■ What is being asked:
Locate each line of the material that contains "مسلم", then return it.

■ Task inputs:
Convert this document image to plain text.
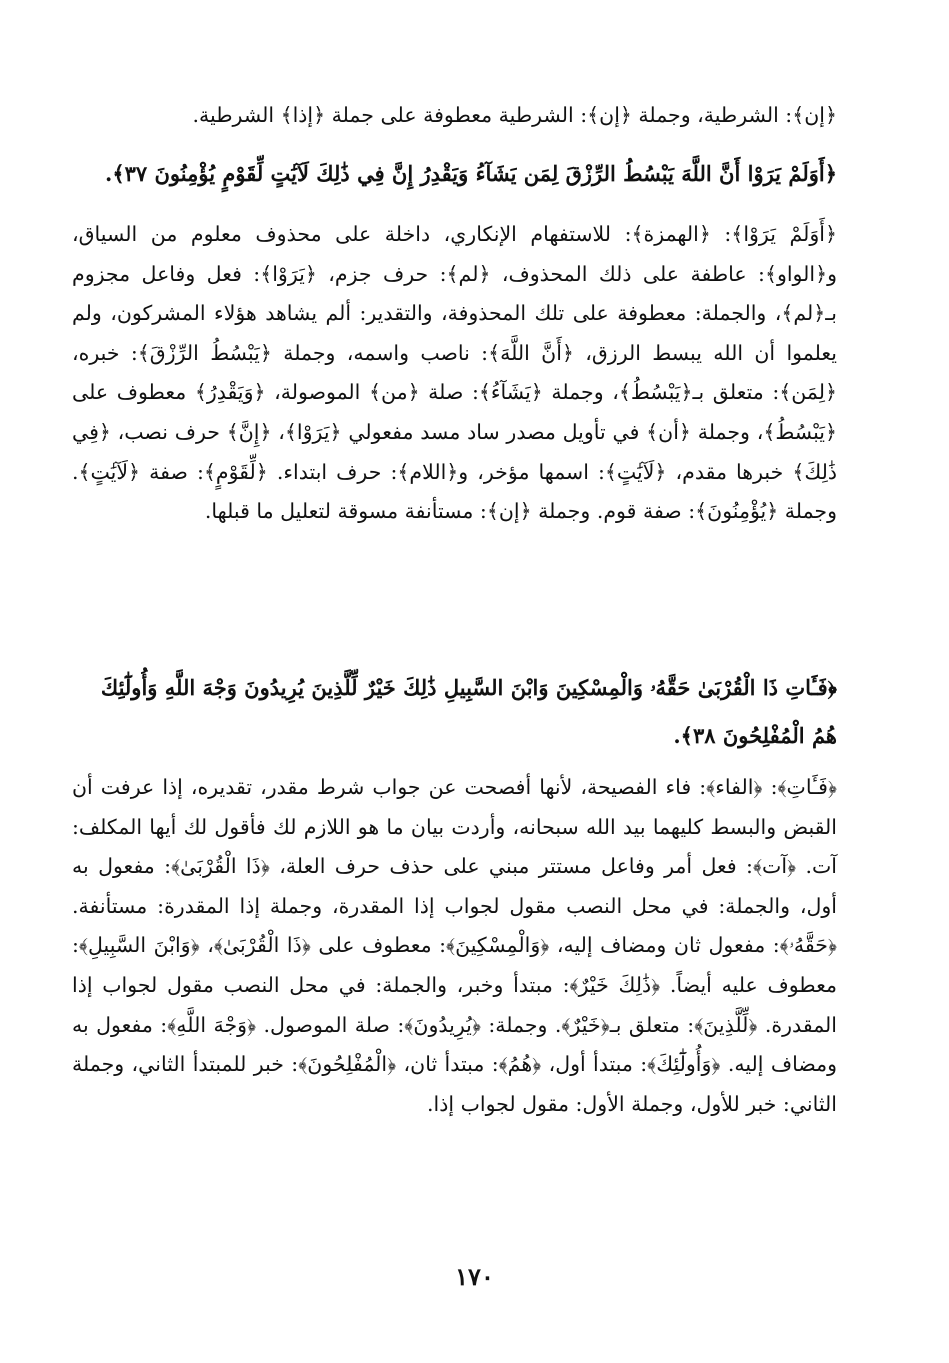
﴿إن﴾: الشرطية، وجملة ﴿إن﴾: الشرطية معطوفة على جملة ﴿إذا﴾ الشرطية.

﴿أَوَلَمْ يَرَوْا أَنَّ اللَّهَ يَبْسُطُ الرِّزْقَ لِمَن يَشَآءُ وَيَقْدِرُ إِنَّ فِي ذَٰلِكَ لَآيَٰتٍ لِّقَوْمٍ يُؤْمِنُونَ ٣٧﴾.

﴿أَوَلَمْ يَرَوْا﴾: ﴿الهمزة﴾: للاستفهام الإنكاري، داخلة على محذوف معلوم من السياق، و﴿الواو﴾: عاطفة على ذلك المحذوف، ﴿لم﴾: حرف جزم، ﴿يَرَوْا﴾: فعل وفاعل مجزوم بـ﴿لم﴾، والجملة: معطوفة على تلك المحذوفة، والتقدير: ألم يشاهد هؤلاء المشركون، ولم يعلموا أن الله يبسط الرزق، ﴿أَنَّ اللَّهَ﴾: ناصب واسمه، وجملة ﴿يَبْسُطُ الرِّزْقَ﴾: خبره، ﴿لِمَن﴾: متعلق بـ﴿يَبْسُطُ﴾، وجملة ﴿يَشَآءُ﴾: صلة ﴿من﴾ الموصولة، ﴿وَيَقْدِرُ﴾ معطوف على ﴿يَبْسُطُ﴾، وجملة ﴿أن﴾ في تأويل مصدر ساد مسد مفعولي ﴿يَرَوْا﴾، ﴿إِنَّ﴾ حرف نصب، ﴿فِي ذَٰلِكَ﴾ خبرها مقدم، ﴿لَآيَٰتٍ﴾: اسمها مؤخر، و﴿اللام﴾: حرف ابتداء. ﴿لِّقَوْمٍ﴾: صفة ﴿لَآيَٰتٍ﴾. وجملة ﴿يُؤْمِنُونَ﴾: صفة قوم. وجملة ﴿إن﴾: مستأنفة مسوقة لتعليل ما قبلها.

﴿فَـَٔاتِ ذَا الْقُرْبَىٰ حَقَّهُۥ وَالْمِسْكِينَ وَابْنَ السَّبِيلِ ذَٰلِكَ خَيْرٌ لِّلَّذِينَ يُرِيدُونَ وَجْهَ اللَّهِ وَأُولَٰٓئِكَ هُمُ الْمُفْلِحُونَ ٣٨﴾.

﴿فَـَٔاتِ﴾: ﴿الفاء﴾: فاء الفصيحة، لأنها أفصحت عن جواب شرط مقدر، تقديره، إذا عرفت أن القبض والبسط كليهما بيد الله سبحانه، وأردت بيان ما هو اللازم لك فأقول لك أيها المكلف: آت. ﴿آت﴾: فعل أمر وفاعل مستتر مبني على حذف حرف العلة، ﴿ذَا الْقُرْبَىٰ﴾: مفعول به أول، والجملة: في محل النصب مقول لجواب إذا المقدرة، وجملة إذا المقدرة: مستأنفة. ﴿حَقَّهُۥ﴾: مفعول ثان ومضاف إليه، ﴿وَالْمِسْكِينَ﴾: معطوف على ﴿ذَا الْقُرْبَىٰ﴾، ﴿وَابْنَ السَّبِيلِ﴾: معطوف عليه أيضاً. ﴿ذَٰلِكَ خَيْرٌ﴾: مبتدأ وخبر، والجملة: في محل النصب مقول لجواب إذا المقدرة. ﴿لِّلَّذِينَ﴾: متعلق بـ﴿خَيْرٌ﴾. وجملة: ﴿يُرِيدُونَ﴾: صلة الموصول. ﴿وَجْهَ اللَّهِ﴾: مفعول به ومضاف إليه. ﴿وَأُولَٰٓئِكَ﴾: مبتدأ أول، ﴿هُمُ﴾: مبتدأ ثان، ﴿الْمُفْلِحُونَ﴾: خبر للمبتدأ الثاني، وجملة الثاني: خبر للأول، وجملة الأول: مقول لجواب إذا.

١٧٠
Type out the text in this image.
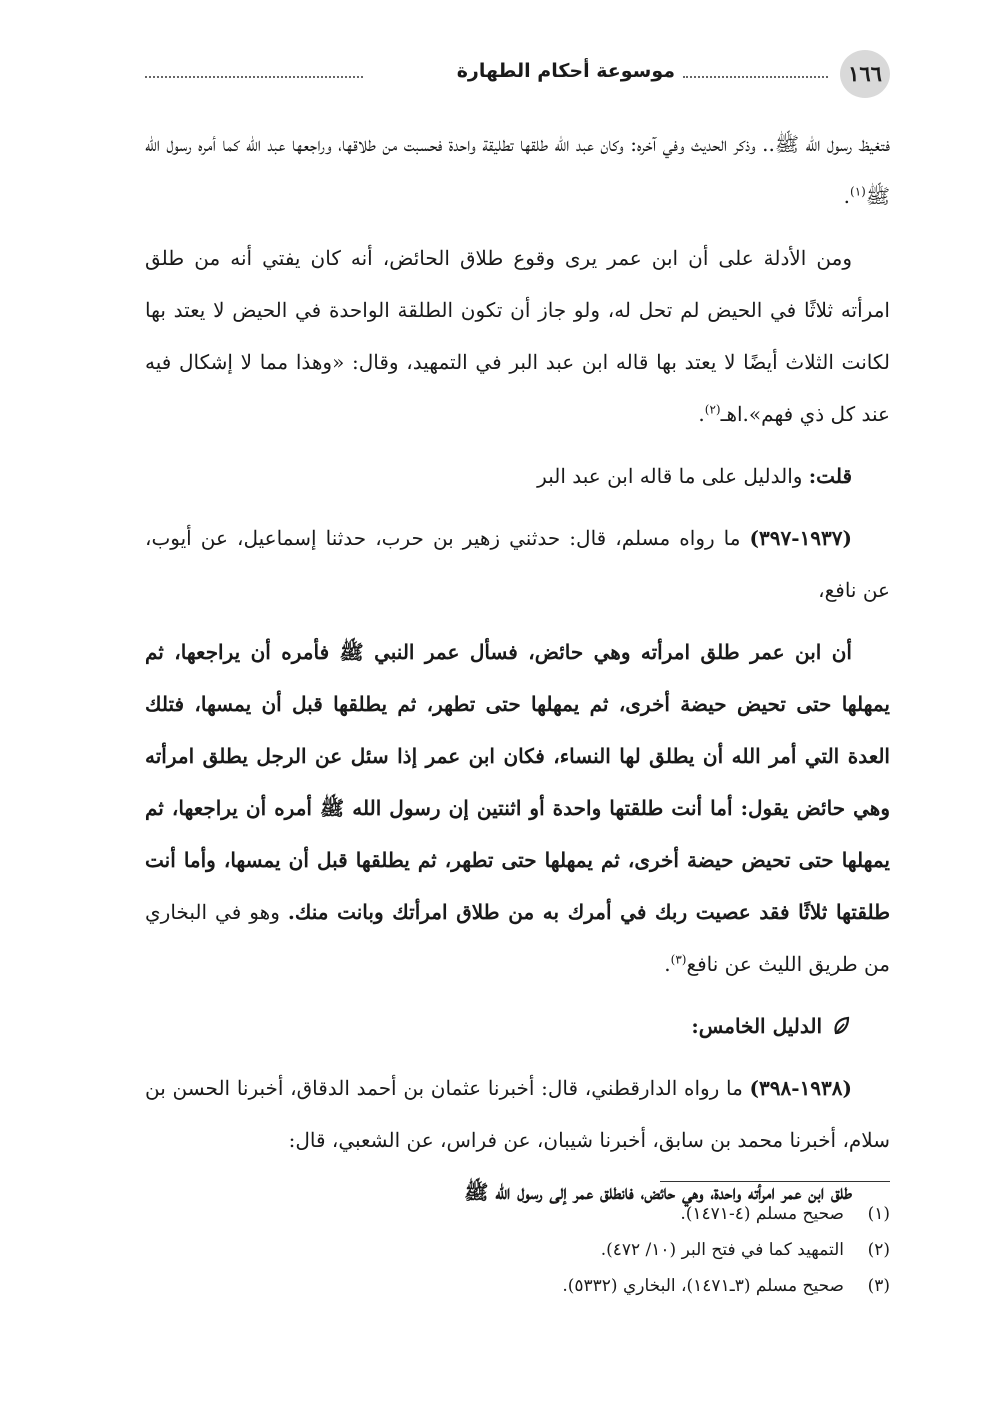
١٦٦
موسوعة أحكام الطهارة

فتغيظ رسول الله ﷺ.. وذكر الحديث وفي آخره: وكان عبد الله طلقها تطليقة واحدة فحسبت من طلاقها، وراجعها عبد الله كما أمره رسول الله ﷺ$^{(١)}$.

ومن الأدلة على أن ابن عمر يرى وقوع طلاق الحائض، أنه كان يفتي أنه من طلق امرأته ثلاثًا في الحيض لم تحل له، ولو جاز أن تكون الطلقة الواحدة في الحيض لا يعتد بها لكانت الثلاث أيضًا لا يعتد بها قاله ابن عبد البر في التمهيد، وقال: «وهذا مما لا إشكال فيه عند كل ذي فهم».اهـ$^{(٢)}$.

قلت: والدليل على ما قاله ابن عبد البر

(١٩٣٧-٣٩٧) ما رواه مسلم، قال: حدثني زهير بن حرب، حدثنا إسماعيل، عن أيوب، عن نافع،

أن ابن عمر طلق امرأته وهي حائض، فسأل عمر النبي ﷺ فأمره أن يراجعها، ثم يمهلها حتى تحيض حيضة أخرى، ثم يمهلها حتى تطهر، ثم يطلقها قبل أن يمسها، فتلك العدة التي أمر الله أن يطلق لها النساء، فكان ابن عمر إذا سئل عن الرجل يطلق امرأته وهي حائض يقول: أما أنت طلقتها واحدة أو اثنتين إن رسول الله ﷺ أمره أن يراجعها، ثم يمهلها حتى تحيض حيضة أخرى، ثم يمهلها حتى تطهر، ثم يطلقها قبل أن يمسها، وأما أنت طلقتها ثلاثًا فقد عصيت ربك في أمرك به من طلاق امرأتك وبانت منك. وهو في البخاري من طريق الليث عن نافع$^{(٣)}$.

الدليل الخامس:

(١٩٣٨-٣٩٨) ما رواه الدارقطني، قال: أخبرنا عثمان بن أحمد الدقاق، أخبرنا الحسن بن سلام، أخبرنا محمد بن سابق، أخبرنا شيبان، عن فراس، عن الشعبي، قال:

طلق ابن عمر امرأته واحدة، وهي حائض، فانطلق عمر إلى رسول الله ﷺ

(١)
صحيح مسلم (٤-١٤٧١).
(٢)
التمهيد كما في فتح البر (١٠/ ٤٧٢).
(٣)
صحيح مسلم (٣ـ١٤٧١)، البخاري (٥٣٣٢).
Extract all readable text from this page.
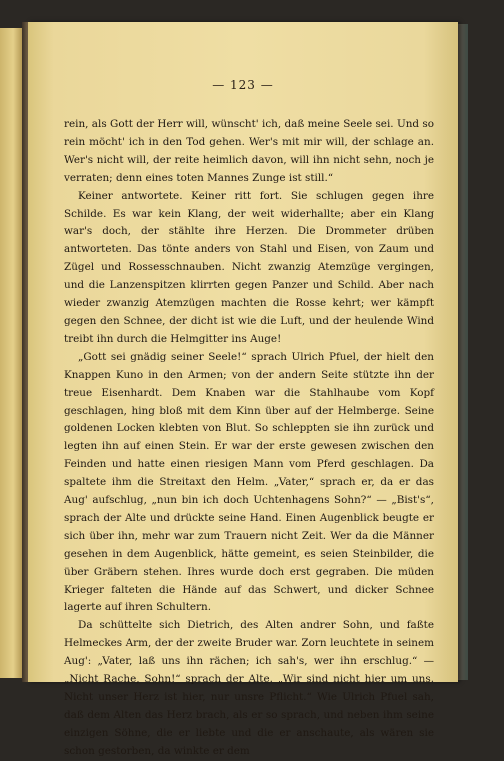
— 123 —

rein, als Gott der Herr will, wünscht' ich, daß meine Seele sei. Und so rein möcht' ich in den Tod gehen. Wer's mit mir will, der schlage an. Wer's nicht will, der reite heimlich davon, will ihn nicht sehn, noch je verraten; denn eines toten Mannes Zunge ist still.“

Keiner antwortete. Keiner ritt fort. Sie schlugen gegen ihre Schilde. Es war kein Klang, der weit widerhallte; aber ein Klang war's doch, der stählte ihre Herzen. Die Drommeter drüben antworteten. Das tönte anders von Stahl und Eisen, von Zaum und Zügel und Rossesschnauben. Nicht zwanzig Atemzüge vergingen, und die Lanzenspitzen klirrten gegen Panzer und Schild. Aber nach wieder zwanzig Atemzügen machten die Rosse kehrt; wer kämpft gegen den Schnee, der dicht ist wie die Luft, und der heulende Wind treibt ihn durch die Helmgitter ins Auge!

„Gott sei gnädig seiner Seele!“ sprach Ulrich Pfuel, der hielt den Knappen Kuno in den Armen; von der andern Seite stützte ihn der treue Eisenhardt. Dem Knaben war die Stahlhaube vom Kopf geschlagen, hing bloß mit dem Kinn über auf der Helmberge. Seine goldenen Locken klebten von Blut. So schleppten sie ihn zurück und legten ihn auf einen Stein. Er war der erste gewesen zwischen den Feinden und hatte einen riesigen Mann vom Pferd geschlagen. Da spaltete ihm die Streitaxt den Helm. „Vater,“ sprach er, da er das Aug' aufschlug, „nun bin ich doch Uchtenhagens Sohn?“ — „Bist's“, sprach der Alte und drückte seine Hand. Einen Augenblick beugte er sich über ihn, mehr war zum Trauern nicht Zeit. Wer da die Männer gesehen in dem Augenblick, hätte gemeint, es seien Steinbilder, die über Gräbern stehen. Ihres wurde doch erst gegraben. Die müden Krieger falteten die Hände auf das Schwert, und dicker Schnee lagerte auf ihren Schultern.

Da schüttelte sich Dietrich, des Alten andrer Sohn, und faßte Helmeckes Arm, der der zweite Bruder war. Zorn leuchtete in seinem Aug': „Vater, laß uns ihn rächen; ich sah's, wer ihn erschlug.“ — „Nicht Rache, Sohn!“ sprach der Alte. „Wir sind nicht hier um uns. Nicht unser Herz ist hier, nur unsre Pflicht.“ Wie Ulrich Pfuel sah, daß dem Alten das Herz brach, als er so sprach, und neben ihm seine einzigen Söhne, die er liebte und die er anschaute, als wären sie schon gestorben, da winkte er dem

■ The response:
(١٩٣٧-٣٩٧) ما رواه مسلم، قال: حدثني زهير بن حرب، حدثنا إسماعيل، عن أيوب، عن نافع،
صحيح مسلم (٤-١٤٧١).
صحيح مسلم (٣ـ١٤٧١)، البخاري (٥٣٣٢).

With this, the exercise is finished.